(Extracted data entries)
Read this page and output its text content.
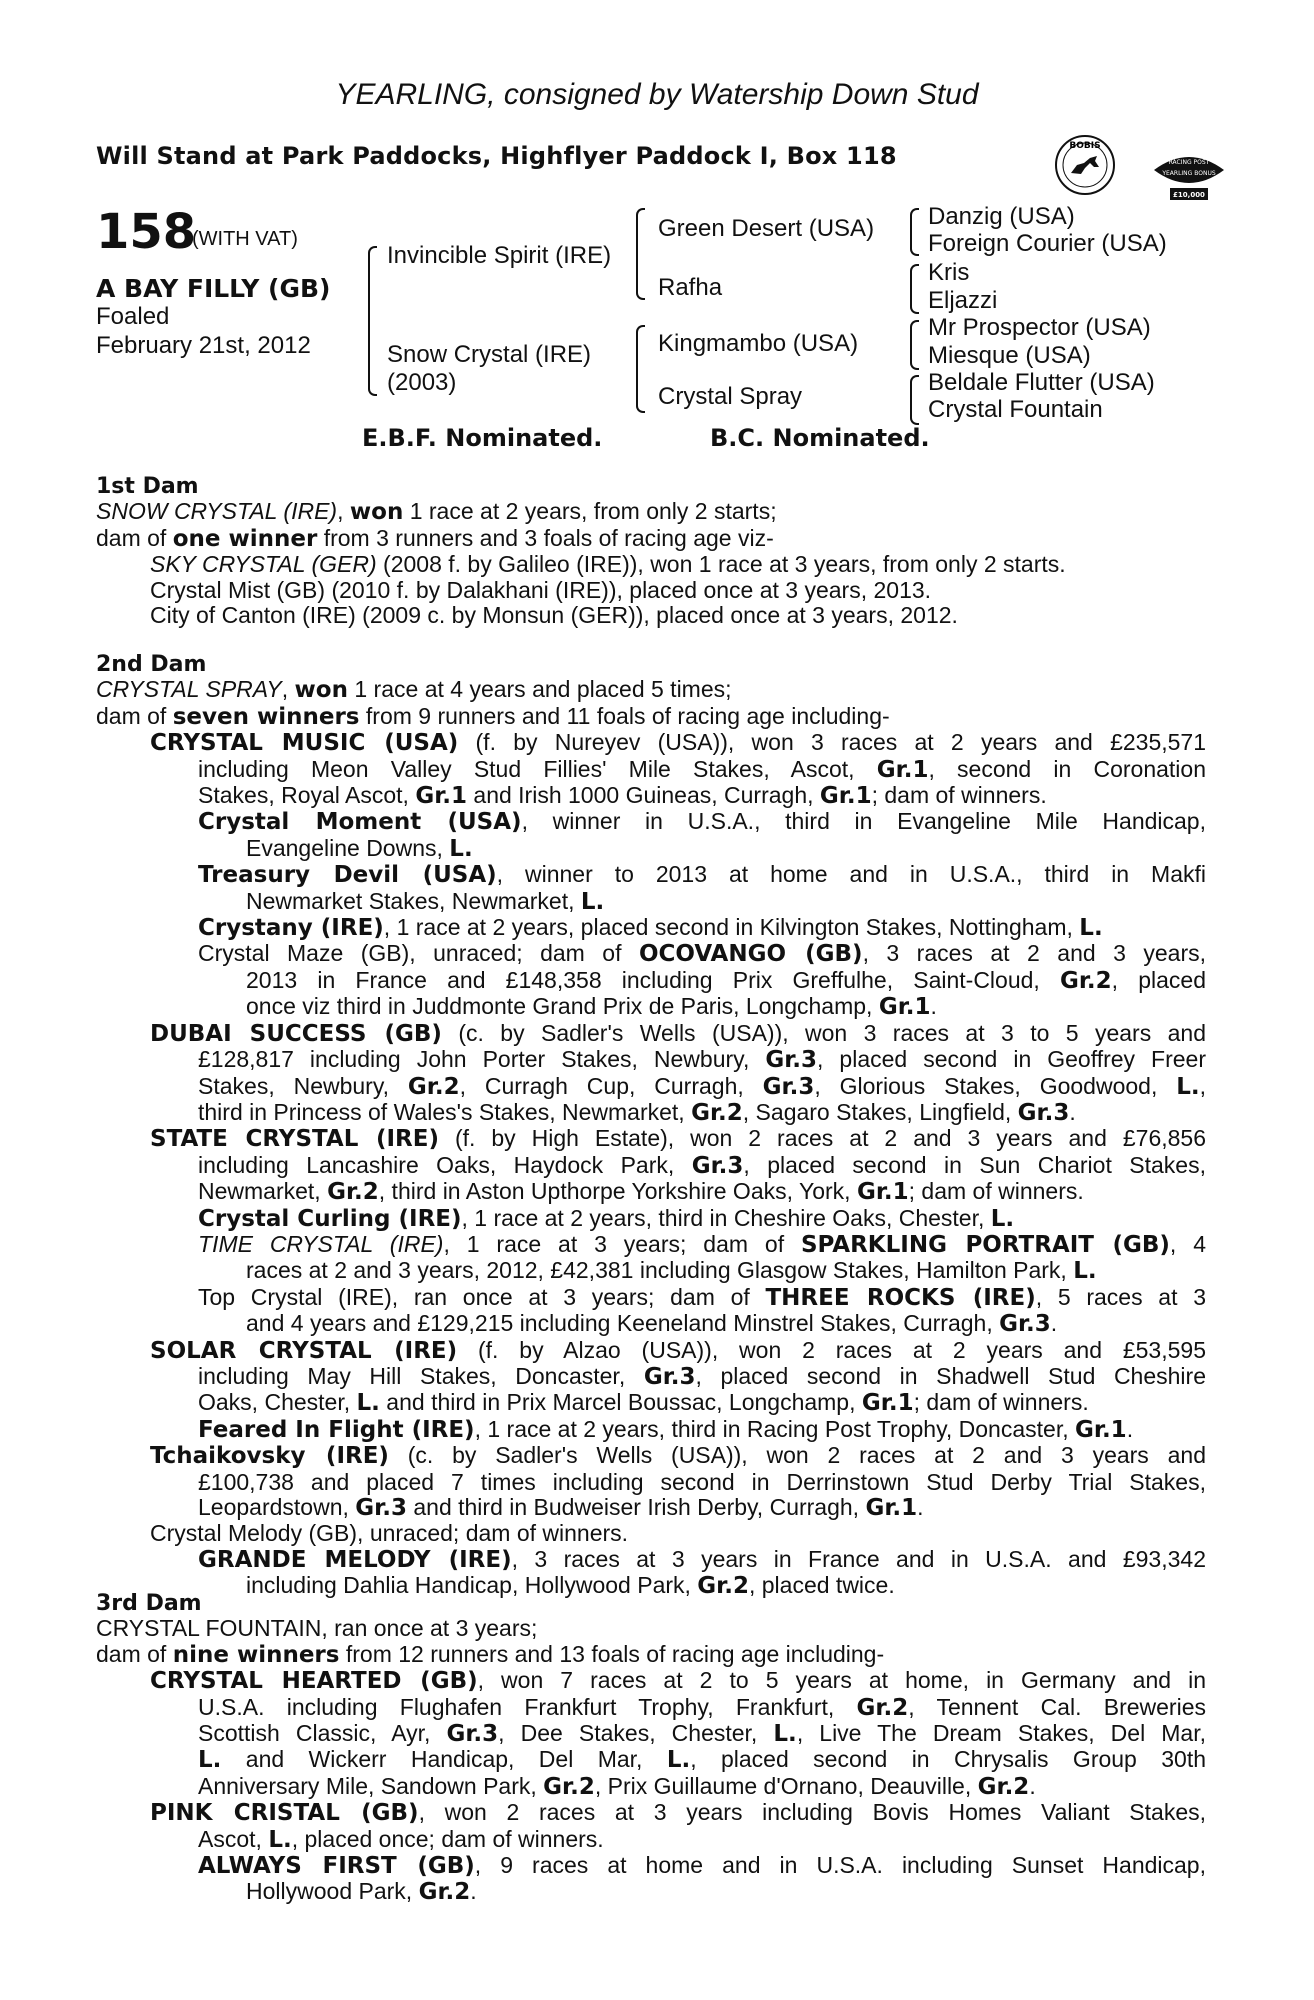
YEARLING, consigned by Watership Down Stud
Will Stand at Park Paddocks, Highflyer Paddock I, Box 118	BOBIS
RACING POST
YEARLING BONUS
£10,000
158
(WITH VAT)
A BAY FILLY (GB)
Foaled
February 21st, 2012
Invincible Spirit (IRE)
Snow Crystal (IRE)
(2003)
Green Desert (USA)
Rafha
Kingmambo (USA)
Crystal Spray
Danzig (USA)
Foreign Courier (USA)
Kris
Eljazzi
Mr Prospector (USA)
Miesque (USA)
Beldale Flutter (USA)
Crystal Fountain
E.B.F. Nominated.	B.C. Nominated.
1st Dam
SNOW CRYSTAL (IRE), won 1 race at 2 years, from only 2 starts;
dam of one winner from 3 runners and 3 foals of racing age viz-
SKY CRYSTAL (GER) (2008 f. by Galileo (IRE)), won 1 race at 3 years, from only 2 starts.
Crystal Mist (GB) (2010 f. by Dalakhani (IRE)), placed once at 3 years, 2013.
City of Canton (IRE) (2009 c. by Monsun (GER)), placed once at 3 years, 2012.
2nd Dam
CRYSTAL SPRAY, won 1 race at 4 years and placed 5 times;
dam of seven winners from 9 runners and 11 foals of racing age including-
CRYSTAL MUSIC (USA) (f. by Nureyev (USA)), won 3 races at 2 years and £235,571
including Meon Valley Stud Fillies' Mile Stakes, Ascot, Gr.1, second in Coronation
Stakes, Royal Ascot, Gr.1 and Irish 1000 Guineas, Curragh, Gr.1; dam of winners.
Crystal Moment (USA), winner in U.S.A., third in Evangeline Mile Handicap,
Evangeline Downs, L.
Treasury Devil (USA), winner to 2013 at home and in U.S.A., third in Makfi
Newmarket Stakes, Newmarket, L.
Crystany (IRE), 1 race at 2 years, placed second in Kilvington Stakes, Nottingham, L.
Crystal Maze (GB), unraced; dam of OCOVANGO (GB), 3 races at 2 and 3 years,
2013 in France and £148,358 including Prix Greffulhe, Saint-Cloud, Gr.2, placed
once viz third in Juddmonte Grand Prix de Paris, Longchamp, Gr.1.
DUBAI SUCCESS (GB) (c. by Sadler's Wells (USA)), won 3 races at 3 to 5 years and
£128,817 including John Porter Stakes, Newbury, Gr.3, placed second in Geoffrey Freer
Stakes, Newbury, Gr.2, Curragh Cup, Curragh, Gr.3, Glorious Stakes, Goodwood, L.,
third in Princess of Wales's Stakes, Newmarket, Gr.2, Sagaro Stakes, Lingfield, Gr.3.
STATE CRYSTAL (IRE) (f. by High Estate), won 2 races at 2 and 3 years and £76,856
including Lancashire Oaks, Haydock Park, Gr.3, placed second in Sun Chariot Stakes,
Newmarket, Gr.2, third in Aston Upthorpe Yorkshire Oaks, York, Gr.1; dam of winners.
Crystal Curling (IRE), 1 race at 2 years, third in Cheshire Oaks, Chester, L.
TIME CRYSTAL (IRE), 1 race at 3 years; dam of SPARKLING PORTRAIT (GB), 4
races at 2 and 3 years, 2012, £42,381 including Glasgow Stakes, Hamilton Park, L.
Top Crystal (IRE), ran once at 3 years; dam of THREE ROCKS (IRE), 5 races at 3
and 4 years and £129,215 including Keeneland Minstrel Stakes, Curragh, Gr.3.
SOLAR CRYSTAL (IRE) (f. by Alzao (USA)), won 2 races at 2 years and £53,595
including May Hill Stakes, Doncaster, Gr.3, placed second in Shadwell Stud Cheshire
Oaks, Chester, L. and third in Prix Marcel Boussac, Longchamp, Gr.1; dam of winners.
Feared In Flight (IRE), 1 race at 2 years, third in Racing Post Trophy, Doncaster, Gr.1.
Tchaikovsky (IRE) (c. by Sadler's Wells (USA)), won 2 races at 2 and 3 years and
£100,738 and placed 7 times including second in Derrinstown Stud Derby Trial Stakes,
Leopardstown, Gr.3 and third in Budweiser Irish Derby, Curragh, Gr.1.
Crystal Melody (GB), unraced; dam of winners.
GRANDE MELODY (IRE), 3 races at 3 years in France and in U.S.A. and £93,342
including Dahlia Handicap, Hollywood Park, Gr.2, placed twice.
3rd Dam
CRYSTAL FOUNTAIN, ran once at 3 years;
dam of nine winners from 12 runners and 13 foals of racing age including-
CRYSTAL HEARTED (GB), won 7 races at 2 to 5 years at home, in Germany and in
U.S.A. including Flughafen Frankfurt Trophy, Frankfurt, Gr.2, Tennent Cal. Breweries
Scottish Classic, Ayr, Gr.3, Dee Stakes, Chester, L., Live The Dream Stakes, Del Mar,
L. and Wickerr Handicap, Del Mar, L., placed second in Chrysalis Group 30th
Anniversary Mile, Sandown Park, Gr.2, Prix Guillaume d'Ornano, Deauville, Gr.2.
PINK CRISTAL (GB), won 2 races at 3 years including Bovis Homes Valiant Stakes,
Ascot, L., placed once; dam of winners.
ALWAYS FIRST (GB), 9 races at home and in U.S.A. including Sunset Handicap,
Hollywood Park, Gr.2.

• **Job**:
Show every line where the string "from" appears.

• **The output**:
SNOW CRYSTAL (IRE), won 1 race at 2 years, from only 2 starts;
dam of one winner from 3 runners and 3 foals of racing age viz-
SKY CRYSTAL (GER) (2008 f. by Galileo (IRE)), won 1 race at 3 years, from only 2 starts.
dam of seven winners from 9 runners and 11 foals of racing age including-
dam of nine winners from 12 runners and 13 foals of racing age including-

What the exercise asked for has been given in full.